**DATA PROVIDED:**

* * * * * * *

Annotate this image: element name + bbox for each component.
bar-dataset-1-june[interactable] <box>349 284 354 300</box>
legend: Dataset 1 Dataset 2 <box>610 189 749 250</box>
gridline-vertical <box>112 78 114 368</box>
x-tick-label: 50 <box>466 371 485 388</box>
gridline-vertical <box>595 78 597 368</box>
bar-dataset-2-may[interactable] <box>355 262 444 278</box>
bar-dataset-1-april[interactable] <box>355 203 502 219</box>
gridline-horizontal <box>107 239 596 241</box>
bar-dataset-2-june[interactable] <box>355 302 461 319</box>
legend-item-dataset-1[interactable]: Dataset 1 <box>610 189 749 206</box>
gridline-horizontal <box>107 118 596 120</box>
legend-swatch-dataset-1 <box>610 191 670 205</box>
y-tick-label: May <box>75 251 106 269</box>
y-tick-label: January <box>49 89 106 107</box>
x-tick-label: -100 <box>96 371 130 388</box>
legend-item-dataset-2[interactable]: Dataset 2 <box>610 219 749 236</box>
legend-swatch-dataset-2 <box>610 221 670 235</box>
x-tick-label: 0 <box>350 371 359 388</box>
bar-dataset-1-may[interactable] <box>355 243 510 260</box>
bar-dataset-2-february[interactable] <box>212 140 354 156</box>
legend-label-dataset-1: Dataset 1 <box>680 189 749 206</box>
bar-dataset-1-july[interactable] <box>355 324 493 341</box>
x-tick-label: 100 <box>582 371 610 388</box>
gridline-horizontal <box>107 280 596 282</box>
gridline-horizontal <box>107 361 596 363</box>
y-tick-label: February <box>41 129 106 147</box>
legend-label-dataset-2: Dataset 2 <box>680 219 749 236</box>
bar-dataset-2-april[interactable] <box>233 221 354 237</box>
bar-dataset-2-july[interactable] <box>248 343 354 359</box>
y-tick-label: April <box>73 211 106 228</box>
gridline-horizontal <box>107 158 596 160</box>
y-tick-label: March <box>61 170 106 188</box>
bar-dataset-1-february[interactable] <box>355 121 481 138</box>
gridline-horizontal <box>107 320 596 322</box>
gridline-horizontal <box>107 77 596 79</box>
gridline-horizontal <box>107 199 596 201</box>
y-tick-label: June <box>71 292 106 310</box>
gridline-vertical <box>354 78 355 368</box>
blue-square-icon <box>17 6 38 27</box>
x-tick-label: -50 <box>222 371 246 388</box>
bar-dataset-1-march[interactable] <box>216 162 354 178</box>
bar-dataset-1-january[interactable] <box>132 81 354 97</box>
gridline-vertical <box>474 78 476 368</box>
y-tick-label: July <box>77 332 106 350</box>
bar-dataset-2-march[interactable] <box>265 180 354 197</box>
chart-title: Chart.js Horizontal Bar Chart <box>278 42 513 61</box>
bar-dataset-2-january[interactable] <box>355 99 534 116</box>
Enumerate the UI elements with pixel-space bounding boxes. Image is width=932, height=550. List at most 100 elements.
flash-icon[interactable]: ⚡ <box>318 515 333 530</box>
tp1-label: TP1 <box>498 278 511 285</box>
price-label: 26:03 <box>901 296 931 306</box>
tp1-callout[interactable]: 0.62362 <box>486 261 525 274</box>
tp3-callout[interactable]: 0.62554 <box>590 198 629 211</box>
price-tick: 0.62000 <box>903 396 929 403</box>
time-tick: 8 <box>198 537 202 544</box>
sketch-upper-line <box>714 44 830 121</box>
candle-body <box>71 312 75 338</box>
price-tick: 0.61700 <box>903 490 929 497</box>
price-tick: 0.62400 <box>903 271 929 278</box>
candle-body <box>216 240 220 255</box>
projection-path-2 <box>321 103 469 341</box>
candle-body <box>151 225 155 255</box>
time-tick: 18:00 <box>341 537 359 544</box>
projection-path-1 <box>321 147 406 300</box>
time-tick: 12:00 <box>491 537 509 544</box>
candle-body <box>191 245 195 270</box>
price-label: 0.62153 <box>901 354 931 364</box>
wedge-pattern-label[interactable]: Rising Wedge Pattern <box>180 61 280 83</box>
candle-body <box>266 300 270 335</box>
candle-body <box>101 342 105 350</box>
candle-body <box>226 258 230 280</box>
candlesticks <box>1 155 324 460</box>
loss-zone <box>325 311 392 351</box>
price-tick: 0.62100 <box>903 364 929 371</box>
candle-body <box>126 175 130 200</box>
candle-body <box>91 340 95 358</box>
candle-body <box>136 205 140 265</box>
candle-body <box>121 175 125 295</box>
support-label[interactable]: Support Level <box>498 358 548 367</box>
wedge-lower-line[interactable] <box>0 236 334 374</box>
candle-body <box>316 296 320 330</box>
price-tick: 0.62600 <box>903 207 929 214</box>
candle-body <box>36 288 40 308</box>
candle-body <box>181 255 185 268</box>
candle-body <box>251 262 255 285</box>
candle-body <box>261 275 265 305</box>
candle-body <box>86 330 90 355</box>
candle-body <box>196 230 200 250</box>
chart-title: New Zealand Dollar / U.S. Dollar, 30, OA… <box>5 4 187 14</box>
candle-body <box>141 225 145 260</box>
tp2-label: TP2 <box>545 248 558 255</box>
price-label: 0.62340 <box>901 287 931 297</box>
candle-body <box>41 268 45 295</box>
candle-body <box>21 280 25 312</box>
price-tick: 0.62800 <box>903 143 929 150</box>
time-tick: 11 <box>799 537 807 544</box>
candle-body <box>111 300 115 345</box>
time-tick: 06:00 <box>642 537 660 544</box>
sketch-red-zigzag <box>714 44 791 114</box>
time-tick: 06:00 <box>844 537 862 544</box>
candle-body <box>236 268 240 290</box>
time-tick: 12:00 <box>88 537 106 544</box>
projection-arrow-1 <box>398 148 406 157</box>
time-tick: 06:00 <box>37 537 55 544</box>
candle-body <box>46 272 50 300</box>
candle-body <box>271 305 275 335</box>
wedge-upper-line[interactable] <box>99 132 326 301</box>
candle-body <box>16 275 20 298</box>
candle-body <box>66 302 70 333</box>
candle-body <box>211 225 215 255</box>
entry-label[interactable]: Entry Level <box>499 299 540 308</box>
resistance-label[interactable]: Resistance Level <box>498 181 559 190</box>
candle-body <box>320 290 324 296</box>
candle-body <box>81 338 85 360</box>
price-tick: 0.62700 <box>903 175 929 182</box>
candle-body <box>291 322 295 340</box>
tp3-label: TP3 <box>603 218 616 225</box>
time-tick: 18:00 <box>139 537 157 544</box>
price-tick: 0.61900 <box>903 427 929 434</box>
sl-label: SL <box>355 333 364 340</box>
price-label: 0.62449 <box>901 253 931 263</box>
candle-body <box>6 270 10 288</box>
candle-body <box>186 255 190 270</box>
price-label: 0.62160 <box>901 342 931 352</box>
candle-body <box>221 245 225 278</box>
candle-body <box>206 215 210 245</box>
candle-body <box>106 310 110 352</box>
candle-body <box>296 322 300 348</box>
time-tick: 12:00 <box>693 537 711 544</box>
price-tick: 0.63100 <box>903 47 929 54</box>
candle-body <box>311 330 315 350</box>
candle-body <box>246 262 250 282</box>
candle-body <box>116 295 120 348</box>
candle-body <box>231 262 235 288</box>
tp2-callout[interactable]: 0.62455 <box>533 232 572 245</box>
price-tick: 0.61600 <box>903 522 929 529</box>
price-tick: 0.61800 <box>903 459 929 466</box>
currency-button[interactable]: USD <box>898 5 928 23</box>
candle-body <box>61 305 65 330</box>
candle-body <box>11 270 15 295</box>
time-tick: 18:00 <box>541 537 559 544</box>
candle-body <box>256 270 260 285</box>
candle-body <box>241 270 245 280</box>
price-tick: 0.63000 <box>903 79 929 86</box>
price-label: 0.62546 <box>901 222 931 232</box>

* * * * * * *

**TASK TO CARRY OUT:**
Copy the records above, swapping every "candle-body" for "candlestick-body" and leaving everything else unchanged.

**ANSWER TO THIS TASK:**
Annotate this image: element name + bbox for each component.
bar-dataset-1-june[interactable] <box>349 284 354 300</box>
legend: Dataset 1 Dataset 2 <box>610 189 749 250</box>
gridline-vertical <box>112 78 114 368</box>
x-tick-label: 50 <box>466 371 485 388</box>
gridline-vertical <box>595 78 597 368</box>
bar-dataset-2-may[interactable] <box>355 262 444 278</box>
bar-dataset-1-april[interactable] <box>355 203 502 219</box>
gridline-horizontal <box>107 239 596 241</box>
bar-dataset-2-june[interactable] <box>355 302 461 319</box>
legend-item-dataset-1[interactable]: Dataset 1 <box>610 189 749 206</box>
gridline-horizontal <box>107 118 596 120</box>
legend-swatch-dataset-1 <box>610 191 670 205</box>
y-tick-label: May <box>75 251 106 269</box>
y-tick-label: January <box>49 89 106 107</box>
x-tick-label: -100 <box>96 371 130 388</box>
legend-item-dataset-2[interactable]: Dataset 2 <box>610 219 749 236</box>
legend-swatch-dataset-2 <box>610 221 670 235</box>
x-tick-label: 0 <box>350 371 359 388</box>
bar-dataset-1-may[interactable] <box>355 243 510 260</box>
bar-dataset-2-february[interactable] <box>212 140 354 156</box>
legend-label-dataset-1: Dataset 1 <box>680 189 749 206</box>
bar-dataset-1-july[interactable] <box>355 324 493 341</box>
x-tick-label: 100 <box>582 371 610 388</box>
gridline-horizontal <box>107 280 596 282</box>
gridline-horizontal <box>107 361 596 363</box>
y-tick-label: February <box>41 129 106 147</box>
legend-label-dataset-2: Dataset 2 <box>680 219 749 236</box>
bar-dataset-2-april[interactable] <box>233 221 354 237</box>
bar-dataset-2-july[interactable] <box>248 343 354 359</box>
y-tick-label: April <box>73 211 106 228</box>
gridline-horizontal <box>107 158 596 160</box>
y-tick-label: March <box>61 170 106 188</box>
bar-dataset-1-february[interactable] <box>355 121 481 138</box>
gridline-horizontal <box>107 320 596 322</box>
gridline-horizontal <box>107 77 596 79</box>
gridline-horizontal <box>107 199 596 201</box>
y-tick-label: June <box>71 292 106 310</box>
gridline-vertical <box>354 78 355 368</box>
blue-square-icon <box>17 6 38 27</box>
x-tick-label: -50 <box>222 371 246 388</box>
bar-dataset-1-march[interactable] <box>216 162 354 178</box>
bar-dataset-1-january[interactable] <box>132 81 354 97</box>
gridline-vertical <box>474 78 476 368</box>
y-tick-label: July <box>77 332 106 350</box>
bar-dataset-2-march[interactable] <box>265 180 354 197</box>
chart-title: Chart.js Horizontal Bar Chart <box>278 42 513 61</box>
bar-dataset-2-january[interactable] <box>355 99 534 116</box>
Enumerate the UI elements with pixel-space bounding boxes. Image is width=932, height=550. List at most 100 elements.
flash-icon[interactable]: ⚡ <box>318 515 333 530</box>
tp1-label: TP1 <box>498 278 511 285</box>
price-label: 26:03 <box>901 296 931 306</box>
tp1-callout[interactable]: 0.62362 <box>486 261 525 274</box>
tp3-callout[interactable]: 0.62554 <box>590 198 629 211</box>
price-tick: 0.62000 <box>903 396 929 403</box>
time-tick: 8 <box>198 537 202 544</box>
sketch-upper-line <box>714 44 830 121</box>
candlestick-body <box>71 312 75 338</box>
price-tick: 0.61700 <box>903 490 929 497</box>
price-tick: 0.62400 <box>903 271 929 278</box>
candlestick-body <box>216 240 220 255</box>
projection-path-2 <box>321 103 469 341</box>
candlestick-body <box>151 225 155 255</box>
time-tick: 18:00 <box>341 537 359 544</box>
projection-path-1 <box>321 147 406 300</box>
time-tick: 12:00 <box>491 537 509 544</box>
candlestick-body <box>191 245 195 270</box>
price-label: 0.62153 <box>901 354 931 364</box>
wedge-pattern-label[interactable]: Rising Wedge Pattern <box>180 61 280 83</box>
candlestick-body <box>266 300 270 335</box>
candlestick-body <box>101 342 105 350</box>
candlestick-body <box>226 258 230 280</box>
candlesticks <box>1 155 324 460</box>
loss-zone <box>325 311 392 351</box>
price-tick: 0.62100 <box>903 364 929 371</box>
candlestick-body <box>126 175 130 200</box>
candlestick-body <box>91 340 95 358</box>
candlestick-body <box>136 205 140 265</box>
candlestick-body <box>121 175 125 295</box>
support-label[interactable]: Support Level <box>498 358 548 367</box>
wedge-lower-line[interactable] <box>0 236 334 374</box>
candlestick-body <box>316 296 320 330</box>
price-tick: 0.62600 <box>903 207 929 214</box>
candlestick-body <box>36 288 40 308</box>
candlestick-body <box>181 255 185 268</box>
candlestick-body <box>251 262 255 285</box>
candlestick-body <box>261 275 265 305</box>
candlestick-body <box>86 330 90 355</box>
candlestick-body <box>196 230 200 250</box>
chart-title: New Zealand Dollar / U.S. Dollar, 30, OA… <box>5 4 187 14</box>
candlestick-body <box>141 225 145 260</box>
tp2-label: TP2 <box>545 248 558 255</box>
price-label: 0.62340 <box>901 287 931 297</box>
candlestick-body <box>41 268 45 295</box>
candlestick-body <box>21 280 25 312</box>
price-tick: 0.62800 <box>903 143 929 150</box>
time-tick: 11 <box>799 537 807 544</box>
candlestick-body <box>111 300 115 345</box>
time-tick: 06:00 <box>642 537 660 544</box>
sketch-red-zigzag <box>714 44 791 114</box>
time-tick: 06:00 <box>844 537 862 544</box>
candlestick-body <box>236 268 240 290</box>
time-tick: 12:00 <box>88 537 106 544</box>
projection-arrow-1 <box>398 148 406 157</box>
time-tick: 06:00 <box>37 537 55 544</box>
candlestick-body <box>46 272 50 300</box>
candlestick-body <box>271 305 275 335</box>
wedge-upper-line[interactable] <box>99 132 326 301</box>
candlestick-body <box>16 275 20 298</box>
candlestick-body <box>66 302 70 333</box>
candlestick-body <box>211 225 215 255</box>
entry-label[interactable]: Entry Level <box>499 299 540 308</box>
resistance-label[interactable]: Resistance Level <box>498 181 559 190</box>
candlestick-body <box>320 290 324 296</box>
candlestick-body <box>81 338 85 360</box>
price-tick: 0.62700 <box>903 175 929 182</box>
candlestick-body <box>291 322 295 340</box>
tp3-label: TP3 <box>603 218 616 225</box>
time-tick: 18:00 <box>139 537 157 544</box>
price-tick: 0.61900 <box>903 427 929 434</box>
sl-label: SL <box>355 333 364 340</box>
price-label: 0.62449 <box>901 253 931 263</box>
candlestick-body <box>6 270 10 288</box>
candlestick-body <box>186 255 190 270</box>
price-label: 0.62160 <box>901 342 931 352</box>
candlestick-body <box>221 245 225 278</box>
candlestick-body <box>206 215 210 245</box>
candlestick-body <box>106 310 110 352</box>
candlestick-body <box>296 322 300 348</box>
time-tick: 12:00 <box>693 537 711 544</box>
price-tick: 0.63100 <box>903 47 929 54</box>
candlestick-body <box>311 330 315 350</box>
candlestick-body <box>246 262 250 282</box>
candlestick-body <box>116 295 120 348</box>
candlestick-body <box>231 262 235 288</box>
tp2-callout[interactable]: 0.62455 <box>533 232 572 245</box>
price-tick: 0.61600 <box>903 522 929 529</box>
price-tick: 0.61800 <box>903 459 929 466</box>
currency-button[interactable]: USD <box>898 5 928 23</box>
candlestick-body <box>61 305 65 330</box>
candlestick-body <box>11 270 15 295</box>
time-tick: 18:00 <box>541 537 559 544</box>
candlestick-body <box>256 270 260 285</box>
candlestick-body <box>241 270 245 280</box>
price-tick: 0.63000 <box>903 79 929 86</box>
price-label: 0.62546 <box>901 222 931 232</box>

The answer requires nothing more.